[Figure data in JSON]

↓

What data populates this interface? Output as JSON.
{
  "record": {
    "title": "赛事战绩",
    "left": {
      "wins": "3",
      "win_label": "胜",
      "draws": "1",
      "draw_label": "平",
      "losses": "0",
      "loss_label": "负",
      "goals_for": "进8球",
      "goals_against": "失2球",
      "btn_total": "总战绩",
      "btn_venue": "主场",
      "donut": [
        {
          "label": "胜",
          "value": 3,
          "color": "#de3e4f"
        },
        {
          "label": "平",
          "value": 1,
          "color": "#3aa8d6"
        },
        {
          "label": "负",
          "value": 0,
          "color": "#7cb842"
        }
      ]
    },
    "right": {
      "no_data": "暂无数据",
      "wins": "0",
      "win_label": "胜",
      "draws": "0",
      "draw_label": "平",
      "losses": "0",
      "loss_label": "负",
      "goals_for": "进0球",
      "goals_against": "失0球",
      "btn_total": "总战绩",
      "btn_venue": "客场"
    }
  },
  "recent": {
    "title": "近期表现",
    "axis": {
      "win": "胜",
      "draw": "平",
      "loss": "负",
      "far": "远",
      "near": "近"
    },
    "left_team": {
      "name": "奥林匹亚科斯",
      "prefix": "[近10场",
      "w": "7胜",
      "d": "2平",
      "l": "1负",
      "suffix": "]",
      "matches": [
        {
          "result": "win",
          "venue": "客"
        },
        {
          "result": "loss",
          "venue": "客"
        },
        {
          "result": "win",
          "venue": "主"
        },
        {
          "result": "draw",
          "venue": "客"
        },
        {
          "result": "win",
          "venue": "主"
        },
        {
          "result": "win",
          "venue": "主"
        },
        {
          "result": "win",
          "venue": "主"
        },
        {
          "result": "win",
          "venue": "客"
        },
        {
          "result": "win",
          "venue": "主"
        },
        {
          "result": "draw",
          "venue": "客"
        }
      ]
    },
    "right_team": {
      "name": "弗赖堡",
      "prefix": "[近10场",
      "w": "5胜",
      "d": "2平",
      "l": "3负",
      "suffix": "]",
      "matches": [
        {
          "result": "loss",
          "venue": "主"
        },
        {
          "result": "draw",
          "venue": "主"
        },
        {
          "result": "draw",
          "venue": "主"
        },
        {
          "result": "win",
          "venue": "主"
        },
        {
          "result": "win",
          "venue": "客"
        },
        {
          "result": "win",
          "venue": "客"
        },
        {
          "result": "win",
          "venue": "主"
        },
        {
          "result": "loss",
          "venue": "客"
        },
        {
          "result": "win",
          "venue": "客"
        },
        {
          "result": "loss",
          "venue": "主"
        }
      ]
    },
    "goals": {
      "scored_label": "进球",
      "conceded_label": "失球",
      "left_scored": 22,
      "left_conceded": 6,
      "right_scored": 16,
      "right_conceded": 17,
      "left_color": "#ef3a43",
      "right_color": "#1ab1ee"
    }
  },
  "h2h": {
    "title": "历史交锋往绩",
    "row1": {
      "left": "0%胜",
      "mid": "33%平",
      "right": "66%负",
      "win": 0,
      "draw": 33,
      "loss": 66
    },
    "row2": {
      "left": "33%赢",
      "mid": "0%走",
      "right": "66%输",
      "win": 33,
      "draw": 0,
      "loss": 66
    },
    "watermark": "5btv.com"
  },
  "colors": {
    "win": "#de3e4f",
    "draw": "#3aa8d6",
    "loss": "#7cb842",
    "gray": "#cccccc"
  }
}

↑

Write the material out again in its entirety, exactly as shown.

What data populates this interface? Output as JSON.
{
  "record": {
    "title": "赛事战绩",
    "left": {
      "wins": "3",
      "win_label": "胜",
      "draws": "1",
      "draw_label": "平",
      "losses": "0",
      "loss_label": "负",
      "goals_for": "进8球",
      "goals_against": "失2球",
      "btn_total": "总战绩",
      "btn_venue": "主场",
      "donut": [
        {
          "label": "胜",
          "value": 3,
          "color": "#de3e4f"
        },
        {
          "label": "平",
          "value": 1,
          "color": "#3aa8d6"
        },
        {
          "label": "负",
          "value": 0,
          "color": "#7cb842"
        }
      ]
    },
    "right": {
      "no_data": "暂无数据",
      "wins": "0",
      "win_label": "胜",
      "draws": "0",
      "draw_label": "平",
      "losses": "0",
      "loss_label": "负",
      "goals_for": "进0球",
      "goals_against": "失0球",
      "btn_total": "总战绩",
      "btn_venue": "客场"
    }
  },
  "recent": {
    "title": "近期表现",
    "axis": {
      "win": "胜",
      "draw": "平",
      "loss": "负",
      "far": "远",
      "near": "近"
    },
    "left_team": {
      "name": "奥林匹亚科斯",
      "prefix": "[近10场",
      "w": "7胜",
      "d": "2平",
      "l": "1负",
      "suffix": "]",
      "matches": [
        {
          "result": "win",
          "venue": "客"
        },
        {
          "result": "loss",
          "venue": "客"
        },
        {
          "result": "win",
          "venue": "主"
        },
        {
          "result": "draw",
          "venue": "客"
        },
        {
          "result": "win",
          "venue": "主"
        },
        {
          "result": "win",
          "venue": "主"
        },
        {
          "result": "win",
          "venue": "主"
        },
        {
          "result": "win",
          "venue": "客"
        },
        {
          "result": "win",
          "venue": "主"
        },
        {
          "result": "draw",
          "venue": "客"
        }
      ]
    },
    "right_team": {
      "name": "弗赖堡",
      "prefix": "[近10场",
      "w": "5胜",
      "d": "2平",
      "l": "3负",
      "suffix": "]",
      "matches": [
        {
          "result": "loss",
          "venue": "主"
        },
        {
          "result": "draw",
          "venue": "主"
        },
        {
          "result": "draw",
          "venue": "主"
        },
        {
          "result": "win",
          "venue": "主"
        },
        {
          "result": "win",
          "venue": "客"
        },
        {
          "result": "win",
          "venue": "客"
        },
        {
          "result": "win",
          "venue": "主"
        },
        {
          "result": "loss",
          "venue": "客"
        },
        {
          "result": "win",
          "venue": "客"
        },
        {
          "result": "loss",
          "venue": "主"
        }
      ]
    },
    "goals": {
      "scored_label": "进球",
      "conceded_label": "失球",
      "left_scored": 22,
      "left_conceded": 6,
      "right_scored": 16,
      "right_conceded": 17,
      "left_color": "#ef3a43",
      "right_color": "#1ab1ee"
    }
  },
  "h2h": {
    "title": "历史交锋往绩",
    "row1": {
      "left": "0%胜",
      "mid": "33%平",
      "right": "66%负",
      "win": 0,
      "draw": 33,
      "loss": 66
    },
    "row2": {
      "left": "33%赢",
      "mid": "0%走",
      "right": "66%输",
      "win": 33,
      "draw": 0,
      "loss": 66
    },
    "watermark": "5btv.com"
  },
  "colors": {
    "win": "#de3e4f",
    "draw": "#3aa8d6",
    "loss": "#7cb842",
    "gray": "#cccccc"
  }
}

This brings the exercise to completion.